[Sumber]
▶

APBN dan Momentum Pertumbuhan

Jum'at, 13 Desember 2019 - 07:14 WIB
APBN dan Momentum Pertumbuhan
APBN dan Momentum Pertumbuhan
A A A
Danu Sandjoyo
Pegawai Biro KLI Kemenkeu
MESKIPUN banyak kalangan memperkirakan penerimaan pajak tahun ini tidak akan memenuhi target yang telah ditetapkan, Kementerian Keuangan berkeyakinan perekonomian nasional tetap sustainable dan target-target makro ekonomi dalam Anggaran Pendapatan dan Belanja Negara (APBN) 2019 masih aman. Dengan kata lain, pemerintah optimistis bisa mengantisipasi dengan baik kemungkinan terjadinya ancaman shortfall penerimaan perpajakan tahun ini dan bahkan telah menyiapkan mitigasi risikonya.

Hingga 31 Oktober 2019 realisasi penerimaan pajak sebesar Rp1.018,47 triliun atau 64,56% dari target sebesar Rp1.577,56 triliun di APBN 2019. Meskipun demikian, jangan diasumsikan seolah-olah dunia akan berakhir, masih ada dua bulan tersisa hingga akhir 2019. Tren positif pencapaian target penerimaan pajak sejak 2015 sampai 2018 masih memberikan harapan di waktu tersisa ini. Pada 2015 realisasinya 81,9% dan 2016 sebesar 81,6% dari target. Pada 2017 sebesar 89,68% dan 2018 sebesar 92,41%.

Kondisi yang dihadapi pemerintah tahun ini sebenarnya lebih disebabkan oleh faktor eksternal. Penerimaan negara yang tertekan akibat ketidakpastian ekonomi global, terutama perang dagang Amerika Serikat versus China. Ketegangan kedua negara "adidaya" tersebut telah memicu perlambatan ekonomi global sehingga memengaruhi menurunnya aktivitas perekonomian dalam negeri. Kondisi tersebut terlihat dari menurunnya aktivitas impor sehingga pertumbuhannya minus. Padahal kontribusinya ke penerimaan mencapai 18%.

Faktor kedua adalah harga-harga komoditas yang belum menunjukkan perbaikan secara signifikan. Ekspor turun, produksi turun sehingga pajak yang dipungut juga turun. Meski pada bulan lalu sudah ada perbaikan untuk harga sawit misalnya, tapi tidak bisa langsung berkontribusi ke penerimaan bulan Oktober dan baru bisa ke penerimaan bulan Desember. Mudah-mudahan ada tren positif pada bulan terakhir tahun ini. Setidaknya meminimalkan risiko shortfall penerimaan lebih dalam.

Apa saja upaya yang dilakukan pemerintah? Di tengah kondisi demikian, pemerintah tetap berupaya melakukan counter cyclical untuk menjaga momentum pertumbuhan. Kapasitas spending atau realisasi belanja negara terutama untuk program-program prioritas dan lainnya akan tetap dilakukan. Kementerian Keuangan sampai saat ini sepertinya tidak akan melakukan pemotongan anggaran belanja di kementerian/lembaga.

◀

[Catatan Tugas]
▶

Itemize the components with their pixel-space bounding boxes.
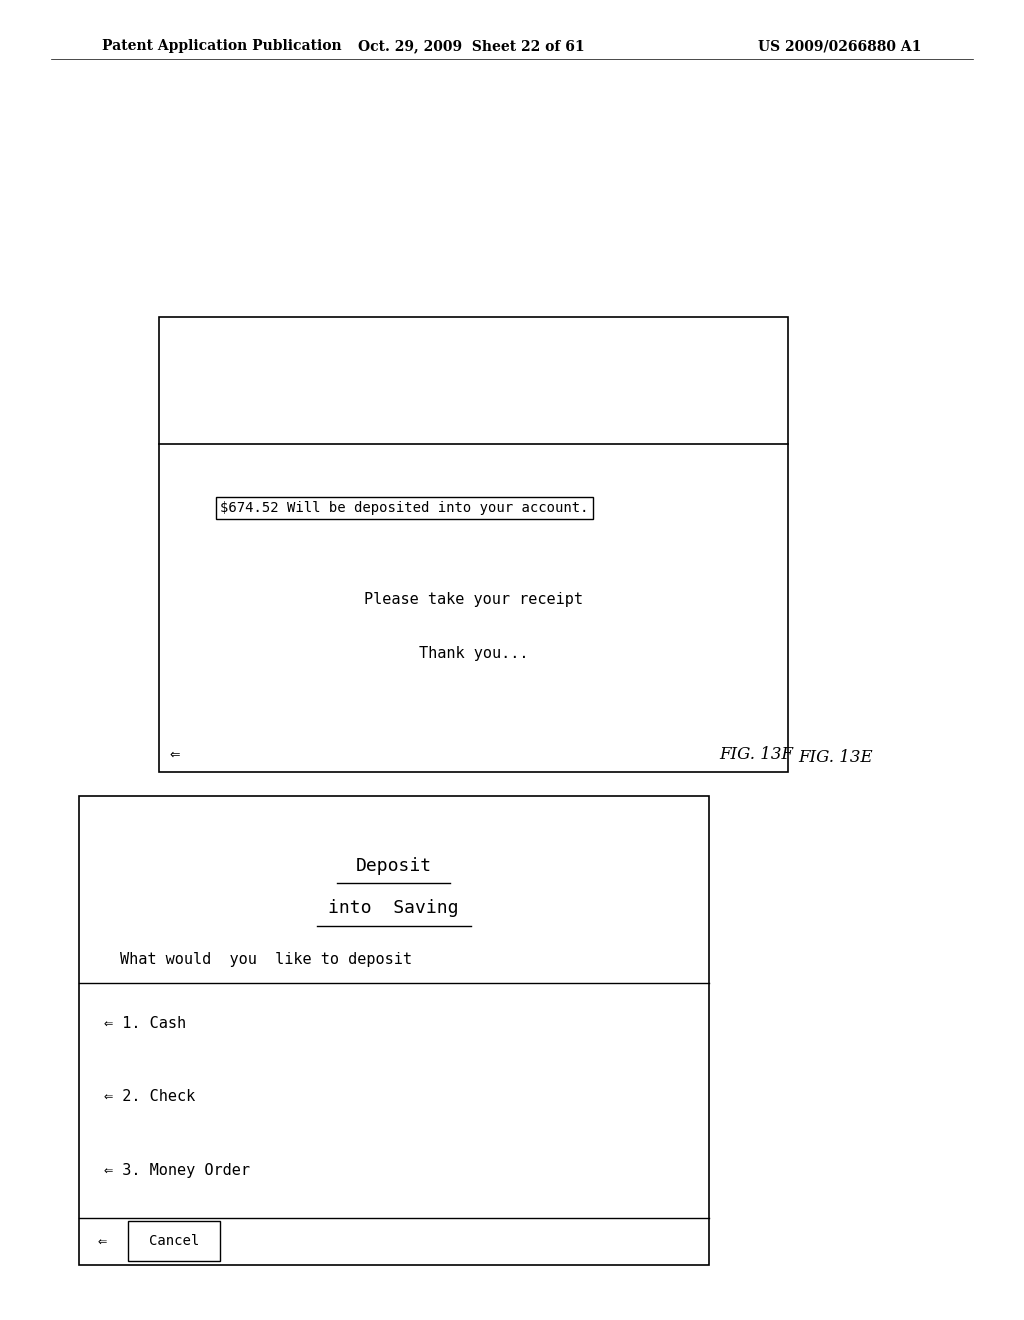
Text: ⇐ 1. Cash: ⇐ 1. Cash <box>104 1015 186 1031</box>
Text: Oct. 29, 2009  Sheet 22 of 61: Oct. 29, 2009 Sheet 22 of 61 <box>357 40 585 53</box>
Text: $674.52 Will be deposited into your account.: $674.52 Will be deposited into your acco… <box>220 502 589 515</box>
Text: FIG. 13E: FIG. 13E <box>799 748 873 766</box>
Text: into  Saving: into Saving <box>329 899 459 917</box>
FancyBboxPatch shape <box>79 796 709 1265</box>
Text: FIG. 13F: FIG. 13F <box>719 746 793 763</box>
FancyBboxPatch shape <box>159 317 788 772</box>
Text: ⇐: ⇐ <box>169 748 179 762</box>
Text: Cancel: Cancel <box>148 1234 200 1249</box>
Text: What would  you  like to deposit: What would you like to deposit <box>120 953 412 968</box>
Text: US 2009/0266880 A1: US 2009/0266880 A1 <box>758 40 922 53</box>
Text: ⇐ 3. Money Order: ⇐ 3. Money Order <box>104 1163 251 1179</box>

◀

[Tugas Anda]
1. Jawablah pertanyaan berikut berdasarkan artikel tentang APBN.
(a) Berapa realisasi penerimaan pajak hingga 31 Oktober 2019?
(b) Berapa persen realisasi penerimaan pajak dari target pada 2018?
(c) Berapa kontribusi impor ke penerimaan?
2. Pilih setiap baris catatan yang memuat kata "into", lalu salin baris tersebut.

[Jawaban Berurutan]
1.
(a) Rp1.018,47 triliun atau 64,56% dari target sebesar Rp1.577,56 triliun.
(b) 92,41%.
(c) 18%.

2.
Text: $674.52 Will be deposited into your account.: $674.52 Will be deposited into your acco… <box>220 502 589 515</box>
Text: into  Saving: into Saving <box>329 899 459 917</box>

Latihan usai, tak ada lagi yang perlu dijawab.